━━━ Supplied material ━━━
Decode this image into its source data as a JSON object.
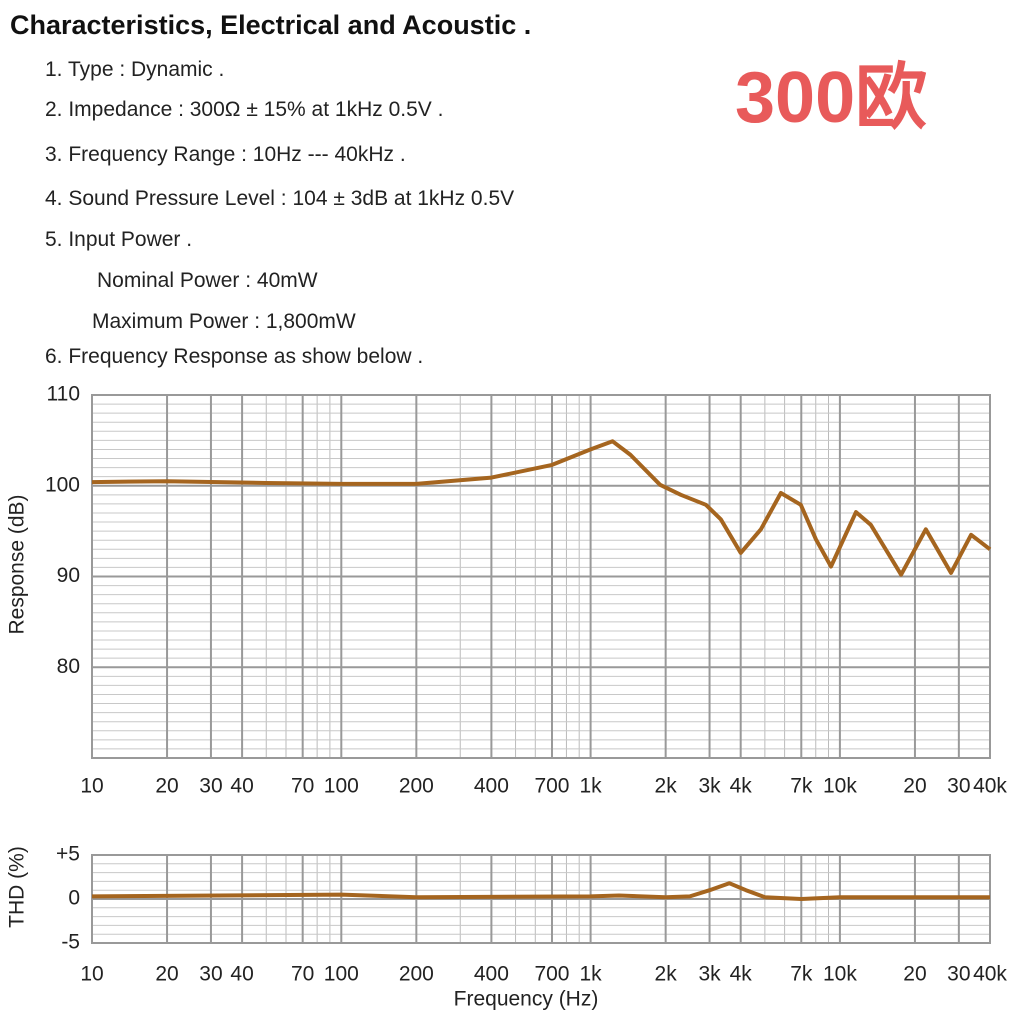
{
  "header": {
    "title": "Characteristics, Electrical and Acoustic .",
    "badge": "300欧"
  },
  "specs": [
    "1. Type : Dynamic .",
    "2. Impedance : 300Ω ± 15% at 1kHz 0.5V .",
    "3. Frequency Range : 10Hz --- 40kHz .",
    "4. Sound Pressure Level : 104 ± 3dB at 1kHz 0.5V",
    "5. Input Power .",
    "Nominal Power : 40mW",
    "Maximum Power : 1,800mW",
    "6. Frequency Response as show below ."
  ],
  "chart_data": [
    {
      "type": "line",
      "ylabel": "Response (dB)",
      "xscale": "log",
      "grid": true,
      "color": "#a5651f",
      "xlim": [
        10,
        40000
      ],
      "ylim": [
        70,
        110
      ],
      "xticks": [
        10,
        20,
        30,
        40,
        70,
        100,
        200,
        400,
        700,
        {
          "value": 1000,
          "label": "1k"
        },
        {
          "value": 2000,
          "label": "2k"
        },
        {
          "value": 3000,
          "label": "3k"
        },
        {
          "value": 4000,
          "label": "4k"
        },
        {
          "value": 7000,
          "label": "7k"
        },
        {
          "value": 10000,
          "label": "10k"
        },
        {
          "value": 20000,
          "label": "20"
        },
        {
          "value": 30000,
          "label": "30"
        },
        {
          "value": 40000,
          "label": "40k"
        }
      ],
      "yticks": [
        80,
        90,
        100,
        110
      ],
      "x": [
        10,
        20,
        50,
        100,
        200,
        400,
        700,
        1000,
        1225,
        1445,
        1900,
        2300,
        2900,
        3330,
        4000,
        4820,
        5800,
        6970,
        8010,
        9210,
        11600,
        13300,
        17600,
        22100,
        27900,
        33600,
        40000
      ],
      "values": [
        100.4,
        100.5,
        100.3,
        100.2,
        100.2,
        100.9,
        102.3,
        104,
        104.9,
        103.4,
        100.1,
        99.0,
        97.9,
        96.3,
        92.6,
        95.2,
        99.2,
        97.9,
        94.1,
        91.1,
        97.1,
        95.7,
        90.2,
        95.2,
        90.4,
        94.6,
        93.0
      ]
    },
    {
      "type": "line",
      "ylabel": "THD (%)",
      "xlabel": "Frequency (Hz)",
      "xscale": "log",
      "grid": true,
      "color": "#a5651f",
      "xlim": [
        10,
        40000
      ],
      "ylim": [
        -5,
        5
      ],
      "xticks": [
        10,
        20,
        30,
        40,
        70,
        100,
        200,
        400,
        700,
        {
          "value": 1000,
          "label": "1k"
        },
        {
          "value": 2000,
          "label": "2k"
        },
        {
          "value": 3000,
          "label": "3k"
        },
        {
          "value": 4000,
          "label": "4k"
        },
        {
          "value": 7000,
          "label": "7k"
        },
        {
          "value": 10000,
          "label": "10k"
        },
        {
          "value": 20000,
          "label": "20"
        },
        {
          "value": 30000,
          "label": "30"
        },
        {
          "value": 40000,
          "label": "40k"
        }
      ],
      "yticks": [
        {
          "value": 5,
          "label": "+5"
        },
        0,
        -5
      ],
      "x": [
        10,
        100,
        200,
        1000,
        1300,
        2000,
        2500,
        3000,
        3600,
        4200,
        5000,
        7000,
        10000,
        40000
      ],
      "values": [
        0.3,
        0.5,
        0.2,
        0.3,
        0.4,
        0.2,
        0.3,
        1.0,
        1.8,
        1.0,
        0.2,
        0,
        0.2,
        0.2
      ]
    }
  ]
}
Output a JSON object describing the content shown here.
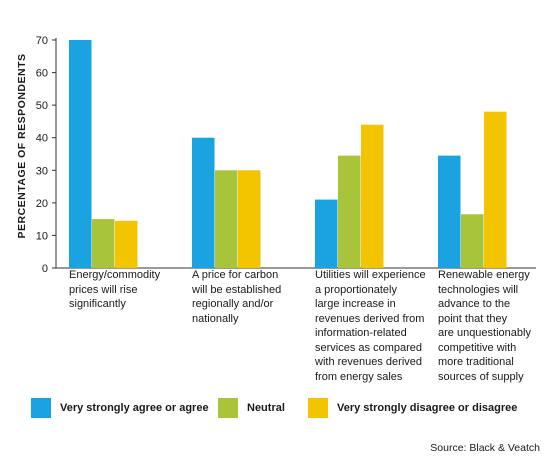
{
  "chart_data": {
    "type": "bar",
    "categories": [
      "Energy/commodity prices will rise significantly",
      "A price for carbon will be established regionally and/or nationally",
      "Utilities will experience a proportionately large increase in revenues derived from information-related services as compared with revenues derived from energy sales",
      "Renewable energy technologies will advance to the point that they are unquestionably competitive with more traditional sources of supply"
    ],
    "category_lines": [
      [
        "Energy/commodity",
        "prices will rise",
        "significantly"
      ],
      [
        "A price for carbon",
        "will be established",
        "regionally and/or",
        "nationally"
      ],
      [
        "Utilities will experience",
        "a proportionately",
        "large increase in",
        "revenues derived from",
        "information-related",
        "services as compared",
        "with revenues derived",
        "from energy sales"
      ],
      [
        "Renewable energy",
        "technologies will",
        "advance to the",
        "point that they",
        "are unquestionably",
        "competitive with",
        "more traditional",
        "sources of supply"
      ]
    ],
    "series": [
      {
        "name": "Very strongly agree or agree",
        "color": "#1aa3e0",
        "values": [
          70,
          40,
          21,
          34.5
        ]
      },
      {
        "name": "Neutral",
        "color": "#a8c43b",
        "values": [
          15,
          30,
          34.5,
          16.5
        ]
      },
      {
        "name": "Very strongly disagree or disagree",
        "color": "#f2c500",
        "values": [
          14.5,
          30,
          44,
          48
        ]
      }
    ],
    "ylabel": "PERCENTAGE OF RESPONDENTS",
    "yticks": [
      0,
      10,
      20,
      30,
      40,
      50,
      60,
      70
    ],
    "ylim": [
      0,
      70
    ],
    "grid": false,
    "legend": "bottom",
    "source": "Source: Black & Veatch"
  }
}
━━━
Set task:
Output a faithful copy of the data, with each picture left out.

Output of the exercise:
Decode this image into its source data as a JSON object.
{
  "header": {
    "title": "Characteristics, Electrical and Acoustic .",
    "badge": "300欧"
  },
  "specs": [
    "1. Type : Dynamic .",
    "2. Impedance : 300Ω ± 15% at 1kHz 0.5V .",
    "3. Frequency Range : 10Hz --- 40kHz .",
    "4. Sound Pressure Level : 104 ± 3dB at 1kHz 0.5V",
    "5. Input Power .",
    "Nominal Power : 40mW",
    "Maximum Power : 1,800mW",
    "6. Frequency Response as show below ."
  ],
  "chart_data": [
    {
      "type": "line",
      "ylabel": "Response (dB)",
      "xscale": "log",
      "grid": true,
      "color": "#a5651f",
      "xlim": [
        10,
        40000
      ],
      "ylim": [
        70,
        110
      ],
      "xticks": [
        10,
        20,
        30,
        40,
        70,
        100,
        200,
        400,
        700,
        {
          "value": 1000,
          "label": "1k"
        },
        {
          "value": 2000,
          "label": "2k"
        },
        {
          "value": 3000,
          "label": "3k"
        },
        {
          "value": 4000,
          "label": "4k"
        },
        {
          "value": 7000,
          "label": "7k"
        },
        {
          "value": 10000,
          "label": "10k"
        },
        {
          "value": 20000,
          "label": "20"
        },
        {
          "value": 30000,
          "label": "30"
        },
        {
          "value": 40000,
          "label": "40k"
        }
      ],
      "yticks": [
        80,
        90,
        100,
        110
      ],
      "x": [
        10,
        20,
        50,
        100,
        200,
        400,
        700,
        1000,
        1225,
        1445,
        1900,
        2300,
        2900,
        3330,
        4000,
        4820,
        5800,
        6970,
        8010,
        9210,
        11600,
        13300,
        17600,
        22100,
        27900,
        33600,
        40000
      ],
      "values": [
        100.4,
        100.5,
        100.3,
        100.2,
        100.2,
        100.9,
        102.3,
        104,
        104.9,
        103.4,
        100.1,
        99.0,
        97.9,
        96.3,
        92.6,
        95.2,
        99.2,
        97.9,
        94.1,
        91.1,
        97.1,
        95.7,
        90.2,
        95.2,
        90.4,
        94.6,
        93.0
      ]
    },
    {
      "type": "line",
      "ylabel": "THD (%)",
      "xlabel": "Frequency (Hz)",
      "xscale": "log",
      "grid": true,
      "color": "#a5651f",
      "xlim": [
        10,
        40000
      ],
      "ylim": [
        -5,
        5
      ],
      "xticks": [
        10,
        20,
        30,
        40,
        70,
        100,
        200,
        400,
        700,
        {
          "value": 1000,
          "label": "1k"
        },
        {
          "value": 2000,
          "label": "2k"
        },
        {
          "value": 3000,
          "label": "3k"
        },
        {
          "value": 4000,
          "label": "4k"
        },
        {
          "value": 7000,
          "label": "7k"
        },
        {
          "value": 10000,
          "label": "10k"
        },
        {
          "value": 20000,
          "label": "20"
        },
        {
          "value": 30000,
          "label": "30"
        },
        {
          "value": 40000,
          "label": "40k"
        }
      ],
      "yticks": [
        {
          "value": 5,
          "label": "+5"
        },
        0,
        -5
      ],
      "x": [
        10,
        100,
        200,
        1000,
        1300,
        2000,
        2500,
        3000,
        3600,
        4200,
        5000,
        7000,
        10000,
        40000
      ],
      "values": [
        0.3,
        0.5,
        0.2,
        0.3,
        0.4,
        0.2,
        0.3,
        1.0,
        1.8,
        1.0,
        0.2,
        0,
        0.2,
        0.2
      ]
    }
  ]
}
Output a JSON object describing the content shown here.
{
  "chart_data": {
    "type": "bar",
    "categories": [
      "Energy/commodity prices will rise significantly",
      "A price for carbon will be established regionally and/or nationally",
      "Utilities will experience a proportionately large increase in revenues derived from information-related services as compared with revenues derived from energy sales",
      "Renewable energy technologies will advance to the point that they are unquestionably competitive with more traditional sources of supply"
    ],
    "category_lines": [
      [
        "Energy/commodity",
        "prices will rise",
        "significantly"
      ],
      [
        "A price for carbon",
        "will be established",
        "regionally and/or",
        "nationally"
      ],
      [
        "Utilities will experience",
        "a proportionately",
        "large increase in",
        "revenues derived from",
        "information-related",
        "services as compared",
        "with revenues derived",
        "from energy sales"
      ],
      [
        "Renewable energy",
        "technologies will",
        "advance to the",
        "point that they",
        "are unquestionably",
        "competitive with",
        "more traditional",
        "sources of supply"
      ]
    ],
    "series": [
      {
        "name": "Very strongly agree or agree",
        "color": "#1aa3e0",
        "values": [
          70,
          40,
          21,
          34.5
        ]
      },
      {
        "name": "Neutral",
        "color": "#a8c43b",
        "values": [
          15,
          30,
          34.5,
          16.5
        ]
      },
      {
        "name": "Very strongly disagree or disagree",
        "color": "#f2c500",
        "values": [
          14.5,
          30,
          44,
          48
        ]
      }
    ],
    "ylabel": "PERCENTAGE OF RESPONDENTS",
    "yticks": [
      0,
      10,
      20,
      30,
      40,
      50,
      60,
      70
    ],
    "ylim": [
      0,
      70
    ],
    "grid": false,
    "legend": "bottom",
    "source": "Source: Black & Veatch"
  }
}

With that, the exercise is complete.